● Directions for this task
In the entries below, count every line with the word "title". Return only the count.

● Entries shown
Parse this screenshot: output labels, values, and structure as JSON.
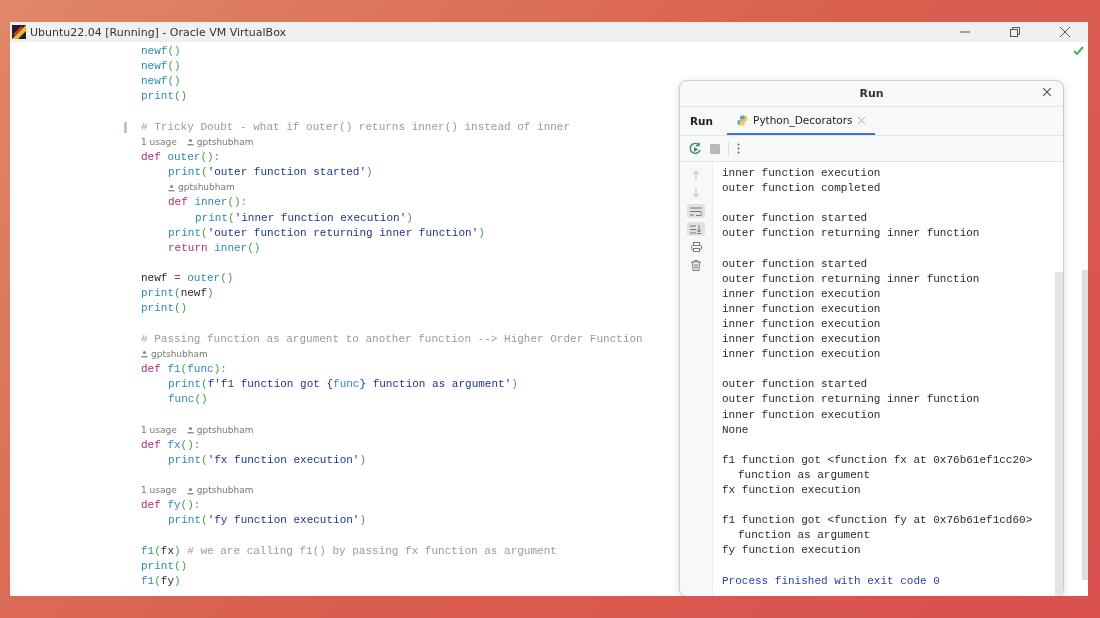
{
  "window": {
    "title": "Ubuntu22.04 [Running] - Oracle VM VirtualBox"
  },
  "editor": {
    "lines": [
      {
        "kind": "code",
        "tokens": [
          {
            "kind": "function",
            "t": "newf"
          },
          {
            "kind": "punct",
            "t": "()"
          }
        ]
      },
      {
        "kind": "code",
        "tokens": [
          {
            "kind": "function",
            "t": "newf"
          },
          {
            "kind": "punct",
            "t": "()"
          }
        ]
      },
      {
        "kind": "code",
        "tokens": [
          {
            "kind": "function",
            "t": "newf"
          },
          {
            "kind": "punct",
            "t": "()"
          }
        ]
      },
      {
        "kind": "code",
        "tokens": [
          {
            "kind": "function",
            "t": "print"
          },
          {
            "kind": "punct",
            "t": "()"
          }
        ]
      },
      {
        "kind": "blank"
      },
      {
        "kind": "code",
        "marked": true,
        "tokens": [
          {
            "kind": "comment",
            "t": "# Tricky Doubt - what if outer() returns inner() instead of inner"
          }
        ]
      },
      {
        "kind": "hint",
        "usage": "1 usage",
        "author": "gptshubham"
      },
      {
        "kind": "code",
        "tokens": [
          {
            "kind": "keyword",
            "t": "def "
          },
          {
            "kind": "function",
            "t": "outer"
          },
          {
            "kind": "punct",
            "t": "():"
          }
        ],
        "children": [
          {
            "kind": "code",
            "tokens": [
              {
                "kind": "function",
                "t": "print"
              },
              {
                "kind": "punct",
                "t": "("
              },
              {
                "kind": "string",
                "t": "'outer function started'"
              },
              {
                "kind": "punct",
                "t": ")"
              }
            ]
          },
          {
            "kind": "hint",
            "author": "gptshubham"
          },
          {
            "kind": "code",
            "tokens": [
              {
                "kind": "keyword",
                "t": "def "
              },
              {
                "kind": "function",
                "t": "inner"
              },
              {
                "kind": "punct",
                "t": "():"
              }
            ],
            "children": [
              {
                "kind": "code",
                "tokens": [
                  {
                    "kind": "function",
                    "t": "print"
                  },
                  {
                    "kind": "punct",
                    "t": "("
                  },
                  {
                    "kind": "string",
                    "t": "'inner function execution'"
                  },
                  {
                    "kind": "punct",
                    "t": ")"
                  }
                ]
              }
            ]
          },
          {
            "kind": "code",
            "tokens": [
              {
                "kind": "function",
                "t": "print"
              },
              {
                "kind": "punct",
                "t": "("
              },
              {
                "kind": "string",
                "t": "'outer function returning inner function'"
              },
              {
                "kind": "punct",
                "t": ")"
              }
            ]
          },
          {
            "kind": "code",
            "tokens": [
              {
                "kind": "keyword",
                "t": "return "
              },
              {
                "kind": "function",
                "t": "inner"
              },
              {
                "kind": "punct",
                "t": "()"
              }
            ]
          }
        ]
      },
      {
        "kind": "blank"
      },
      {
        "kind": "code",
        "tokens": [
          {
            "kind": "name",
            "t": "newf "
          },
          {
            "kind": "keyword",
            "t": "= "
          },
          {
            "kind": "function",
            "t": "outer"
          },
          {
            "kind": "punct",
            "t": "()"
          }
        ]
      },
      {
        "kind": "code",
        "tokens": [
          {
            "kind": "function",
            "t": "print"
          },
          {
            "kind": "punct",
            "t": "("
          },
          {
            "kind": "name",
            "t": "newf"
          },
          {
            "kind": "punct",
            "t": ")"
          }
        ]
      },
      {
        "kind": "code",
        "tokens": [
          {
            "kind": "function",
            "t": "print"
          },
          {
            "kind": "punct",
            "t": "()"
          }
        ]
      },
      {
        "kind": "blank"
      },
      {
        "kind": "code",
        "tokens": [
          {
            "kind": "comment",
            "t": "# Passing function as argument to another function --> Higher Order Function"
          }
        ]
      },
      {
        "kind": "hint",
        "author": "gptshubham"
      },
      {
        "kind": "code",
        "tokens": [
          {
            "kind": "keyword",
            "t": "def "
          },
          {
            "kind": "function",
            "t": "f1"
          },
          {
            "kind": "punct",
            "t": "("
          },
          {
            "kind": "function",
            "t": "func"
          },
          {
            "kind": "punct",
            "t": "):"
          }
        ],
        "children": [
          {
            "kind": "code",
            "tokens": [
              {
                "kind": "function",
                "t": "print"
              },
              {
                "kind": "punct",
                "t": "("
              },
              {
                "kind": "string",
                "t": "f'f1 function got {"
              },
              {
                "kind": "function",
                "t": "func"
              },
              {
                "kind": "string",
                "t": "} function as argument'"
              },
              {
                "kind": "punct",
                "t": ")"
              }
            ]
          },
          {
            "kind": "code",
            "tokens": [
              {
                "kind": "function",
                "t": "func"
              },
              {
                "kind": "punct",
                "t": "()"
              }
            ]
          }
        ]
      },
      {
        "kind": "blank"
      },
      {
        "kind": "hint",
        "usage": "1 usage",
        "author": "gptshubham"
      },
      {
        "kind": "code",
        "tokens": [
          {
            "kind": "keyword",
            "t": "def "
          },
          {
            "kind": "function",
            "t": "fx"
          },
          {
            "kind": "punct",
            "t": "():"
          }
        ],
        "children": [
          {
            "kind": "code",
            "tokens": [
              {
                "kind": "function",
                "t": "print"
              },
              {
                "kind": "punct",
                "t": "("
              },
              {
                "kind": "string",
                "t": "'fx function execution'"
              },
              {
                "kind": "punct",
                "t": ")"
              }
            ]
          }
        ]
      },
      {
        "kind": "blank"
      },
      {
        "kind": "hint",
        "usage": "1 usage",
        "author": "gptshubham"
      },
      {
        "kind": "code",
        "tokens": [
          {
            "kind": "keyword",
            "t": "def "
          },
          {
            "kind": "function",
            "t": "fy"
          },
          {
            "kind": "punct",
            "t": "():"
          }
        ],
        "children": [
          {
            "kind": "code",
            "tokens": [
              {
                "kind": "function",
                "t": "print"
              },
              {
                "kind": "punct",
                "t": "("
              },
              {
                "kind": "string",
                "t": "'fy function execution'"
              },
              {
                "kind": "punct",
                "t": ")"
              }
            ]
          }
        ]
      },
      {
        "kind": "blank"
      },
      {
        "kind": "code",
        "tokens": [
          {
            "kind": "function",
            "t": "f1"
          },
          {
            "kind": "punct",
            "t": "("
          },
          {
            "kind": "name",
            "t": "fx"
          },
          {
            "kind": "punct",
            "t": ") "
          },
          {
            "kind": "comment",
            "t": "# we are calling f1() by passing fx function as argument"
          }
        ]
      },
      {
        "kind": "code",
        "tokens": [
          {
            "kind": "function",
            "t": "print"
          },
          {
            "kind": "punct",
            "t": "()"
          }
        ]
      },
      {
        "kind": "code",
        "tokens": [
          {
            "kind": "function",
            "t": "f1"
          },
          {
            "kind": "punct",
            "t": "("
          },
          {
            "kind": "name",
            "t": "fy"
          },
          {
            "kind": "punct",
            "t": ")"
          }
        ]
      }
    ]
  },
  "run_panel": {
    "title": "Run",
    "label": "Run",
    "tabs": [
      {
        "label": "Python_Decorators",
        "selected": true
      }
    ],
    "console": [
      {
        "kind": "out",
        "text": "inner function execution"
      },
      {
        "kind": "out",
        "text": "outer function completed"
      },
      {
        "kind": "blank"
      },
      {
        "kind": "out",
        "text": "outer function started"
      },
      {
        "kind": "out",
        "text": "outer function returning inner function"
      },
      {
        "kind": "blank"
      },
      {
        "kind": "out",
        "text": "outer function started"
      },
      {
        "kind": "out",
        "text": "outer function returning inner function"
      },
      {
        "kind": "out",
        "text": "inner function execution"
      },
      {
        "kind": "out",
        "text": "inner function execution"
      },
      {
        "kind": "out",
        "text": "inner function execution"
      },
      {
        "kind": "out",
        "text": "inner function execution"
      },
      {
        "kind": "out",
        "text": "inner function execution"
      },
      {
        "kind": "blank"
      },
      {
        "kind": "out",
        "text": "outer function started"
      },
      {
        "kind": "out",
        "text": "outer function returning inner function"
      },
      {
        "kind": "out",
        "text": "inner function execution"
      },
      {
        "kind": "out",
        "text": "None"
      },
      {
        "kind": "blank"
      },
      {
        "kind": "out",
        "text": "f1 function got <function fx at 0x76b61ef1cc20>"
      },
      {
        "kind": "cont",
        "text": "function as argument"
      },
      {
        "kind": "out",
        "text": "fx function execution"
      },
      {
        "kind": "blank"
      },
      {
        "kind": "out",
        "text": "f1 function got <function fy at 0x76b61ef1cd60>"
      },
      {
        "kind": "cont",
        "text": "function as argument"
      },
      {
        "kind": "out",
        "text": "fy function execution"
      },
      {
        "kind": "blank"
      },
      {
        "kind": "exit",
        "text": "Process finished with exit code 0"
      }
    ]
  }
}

==

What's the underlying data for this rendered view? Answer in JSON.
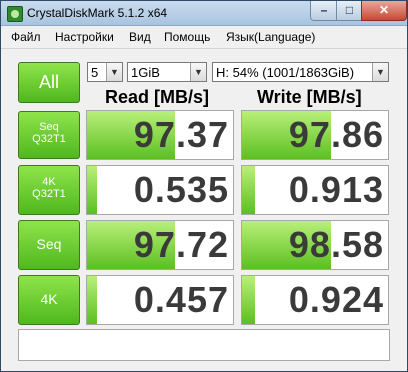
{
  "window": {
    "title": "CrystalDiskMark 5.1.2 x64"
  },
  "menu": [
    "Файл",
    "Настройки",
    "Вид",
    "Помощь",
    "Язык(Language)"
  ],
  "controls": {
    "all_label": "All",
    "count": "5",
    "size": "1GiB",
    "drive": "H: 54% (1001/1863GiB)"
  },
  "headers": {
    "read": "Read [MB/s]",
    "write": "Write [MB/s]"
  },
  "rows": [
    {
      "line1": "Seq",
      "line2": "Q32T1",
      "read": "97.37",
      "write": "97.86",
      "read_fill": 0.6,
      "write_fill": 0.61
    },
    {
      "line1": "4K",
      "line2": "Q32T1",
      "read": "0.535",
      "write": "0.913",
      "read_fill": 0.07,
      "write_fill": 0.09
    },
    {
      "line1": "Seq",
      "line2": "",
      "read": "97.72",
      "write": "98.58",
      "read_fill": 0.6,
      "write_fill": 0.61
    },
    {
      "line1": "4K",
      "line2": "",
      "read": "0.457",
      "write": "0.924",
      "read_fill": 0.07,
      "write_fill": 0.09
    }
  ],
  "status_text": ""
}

● Completed task
3